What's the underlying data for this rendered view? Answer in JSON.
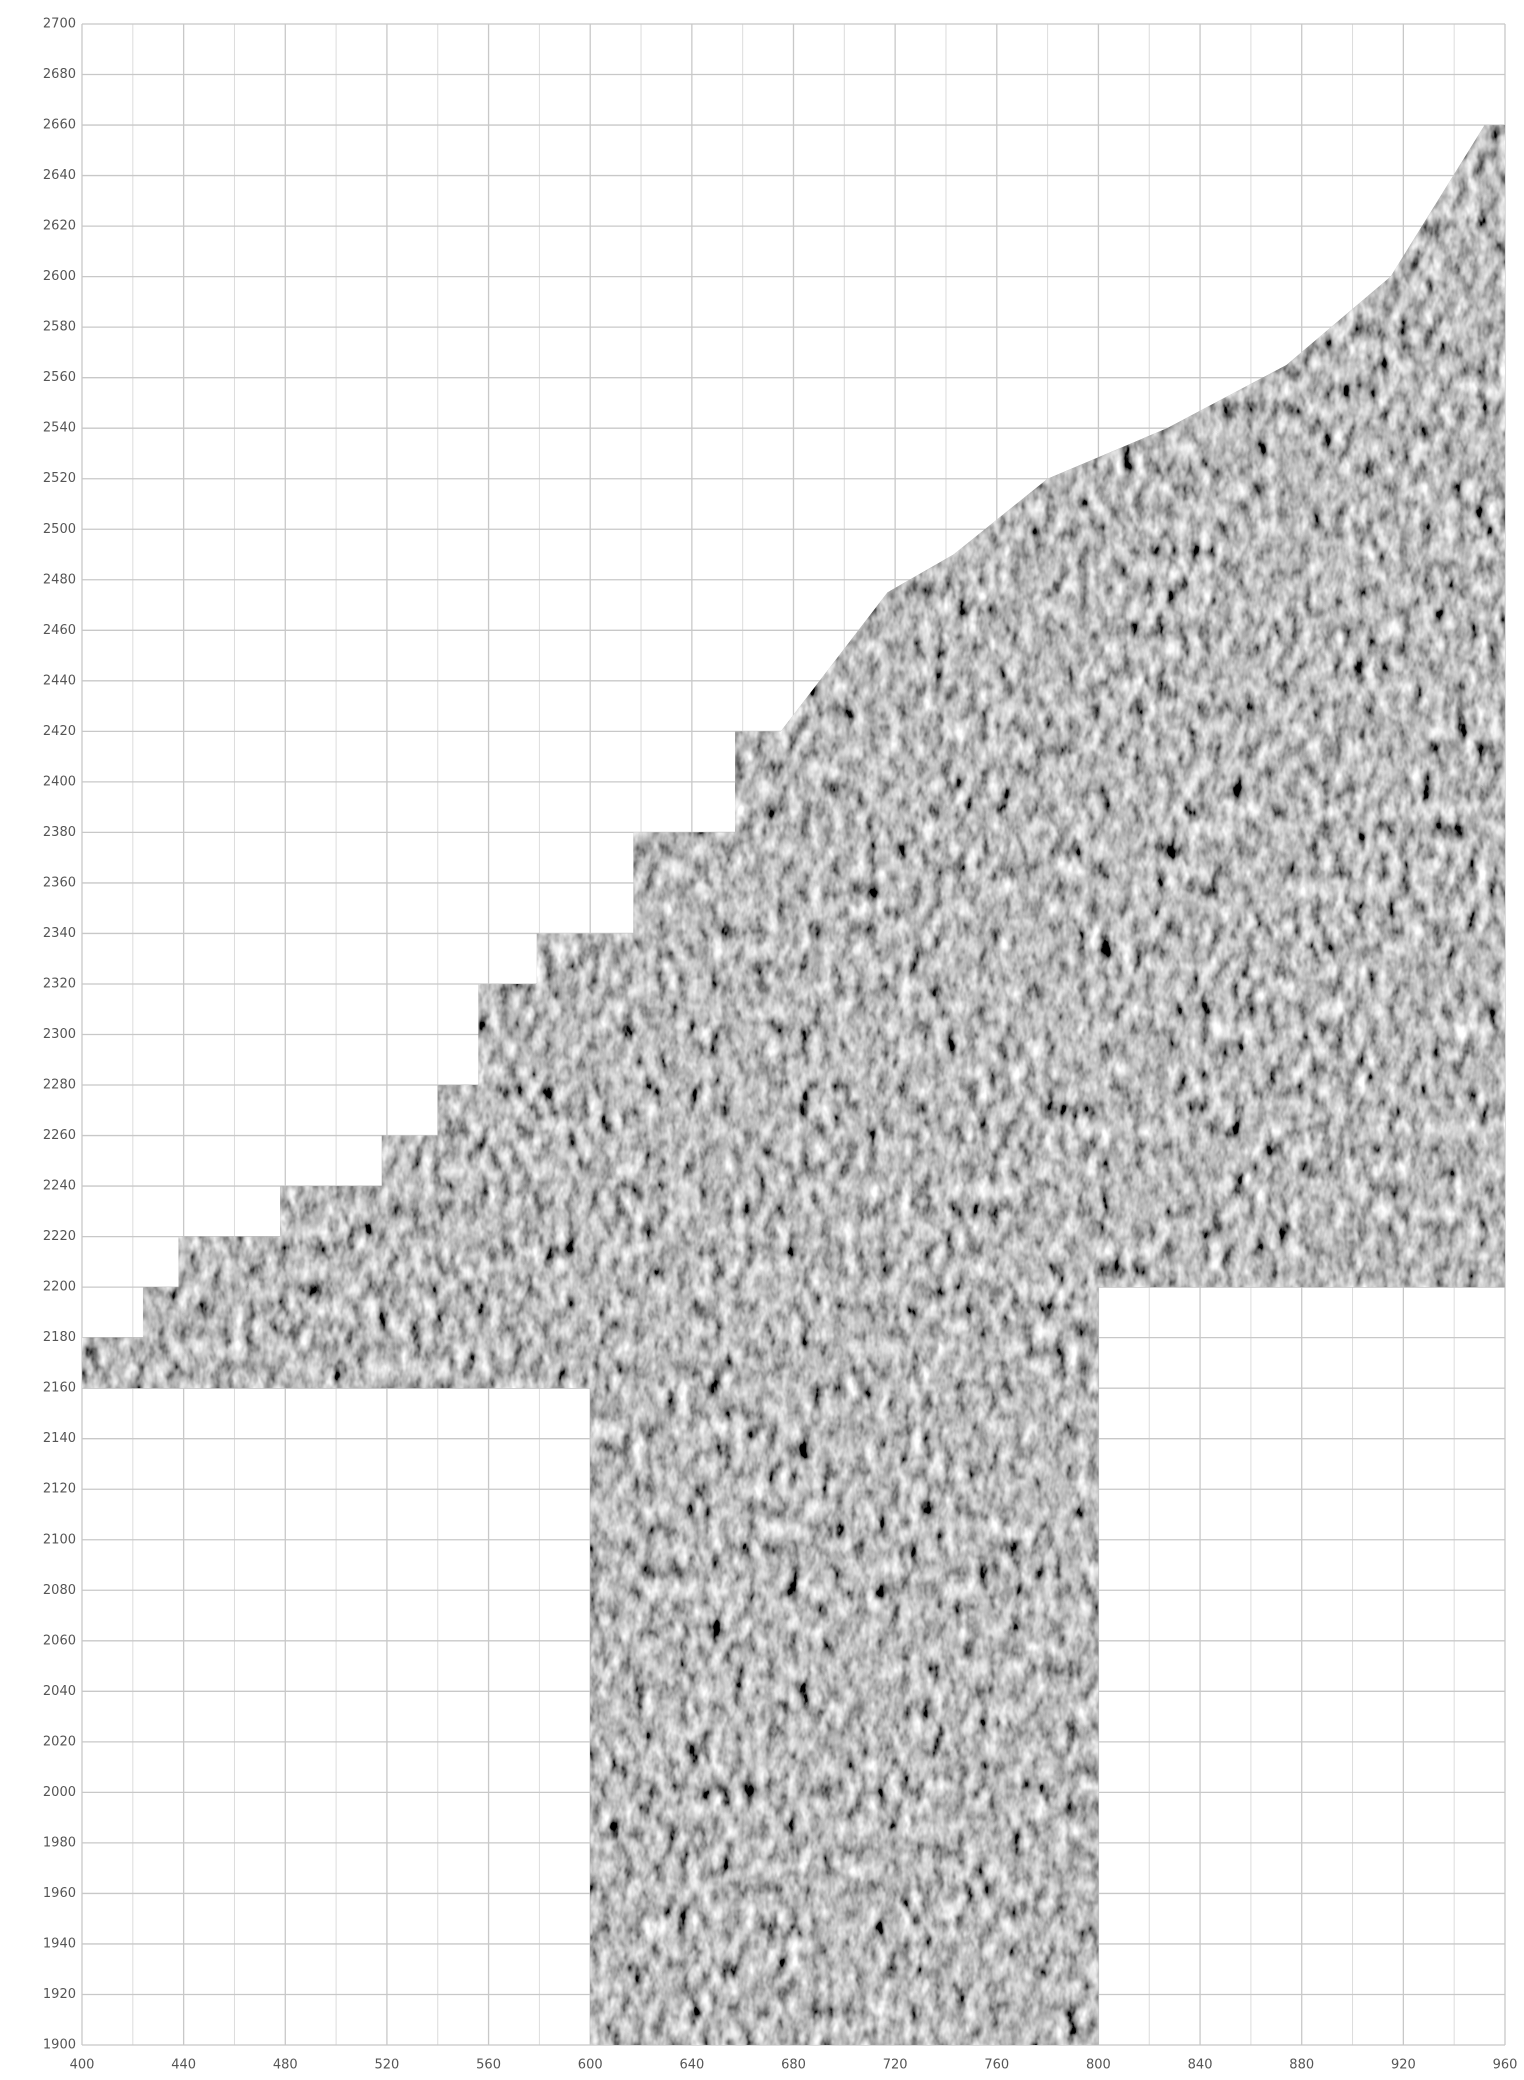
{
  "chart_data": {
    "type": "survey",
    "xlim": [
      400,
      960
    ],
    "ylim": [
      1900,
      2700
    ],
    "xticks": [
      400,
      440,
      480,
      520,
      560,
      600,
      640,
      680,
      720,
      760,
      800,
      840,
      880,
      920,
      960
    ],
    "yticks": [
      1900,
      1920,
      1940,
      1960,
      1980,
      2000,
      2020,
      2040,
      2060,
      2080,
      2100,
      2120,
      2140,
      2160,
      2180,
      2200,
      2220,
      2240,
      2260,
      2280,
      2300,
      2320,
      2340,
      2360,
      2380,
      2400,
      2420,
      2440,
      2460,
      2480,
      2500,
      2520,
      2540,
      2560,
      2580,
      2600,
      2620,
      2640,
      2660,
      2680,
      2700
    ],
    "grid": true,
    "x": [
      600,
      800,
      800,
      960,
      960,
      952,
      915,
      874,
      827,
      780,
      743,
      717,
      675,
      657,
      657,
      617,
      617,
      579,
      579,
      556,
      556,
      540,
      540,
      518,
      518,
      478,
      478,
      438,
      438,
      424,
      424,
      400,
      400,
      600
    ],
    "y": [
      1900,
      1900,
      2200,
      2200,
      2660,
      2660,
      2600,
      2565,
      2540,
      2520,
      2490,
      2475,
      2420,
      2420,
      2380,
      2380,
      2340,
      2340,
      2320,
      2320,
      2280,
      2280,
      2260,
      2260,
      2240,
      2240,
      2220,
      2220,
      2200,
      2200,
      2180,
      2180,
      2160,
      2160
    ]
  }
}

★ ★ ★

**Task requirements**: Using the records above, retype everything exactly except the pictures.

**Task response**:
What's the underlying data for this rendered view? Answer in JSON.
{
  "chart_data": {
    "type": "survey",
    "xlim": [
      400,
      960
    ],
    "ylim": [
      1900,
      2700
    ],
    "xticks": [
      400,
      440,
      480,
      520,
      560,
      600,
      640,
      680,
      720,
      760,
      800,
      840,
      880,
      920,
      960
    ],
    "yticks": [
      1900,
      1920,
      1940,
      1960,
      1980,
      2000,
      2020,
      2040,
      2060,
      2080,
      2100,
      2120,
      2140,
      2160,
      2180,
      2200,
      2220,
      2240,
      2260,
      2280,
      2300,
      2320,
      2340,
      2360,
      2380,
      2400,
      2420,
      2440,
      2460,
      2480,
      2500,
      2520,
      2540,
      2560,
      2580,
      2600,
      2620,
      2640,
      2660,
      2680,
      2700
    ],
    "grid": true,
    "x": [
      600,
      800,
      800,
      960,
      960,
      952,
      915,
      874,
      827,
      780,
      743,
      717,
      675,
      657,
      657,
      617,
      617,
      579,
      579,
      556,
      556,
      540,
      540,
      518,
      518,
      478,
      478,
      438,
      438,
      424,
      424,
      400,
      400,
      600
    ],
    "y": [
      1900,
      1900,
      2200,
      2200,
      2660,
      2660,
      2600,
      2565,
      2540,
      2520,
      2490,
      2475,
      2420,
      2420,
      2380,
      2380,
      2340,
      2340,
      2320,
      2320,
      2280,
      2280,
      2260,
      2260,
      2240,
      2240,
      2220,
      2220,
      2200,
      2200,
      2180,
      2180,
      2160,
      2160
    ]
  }
}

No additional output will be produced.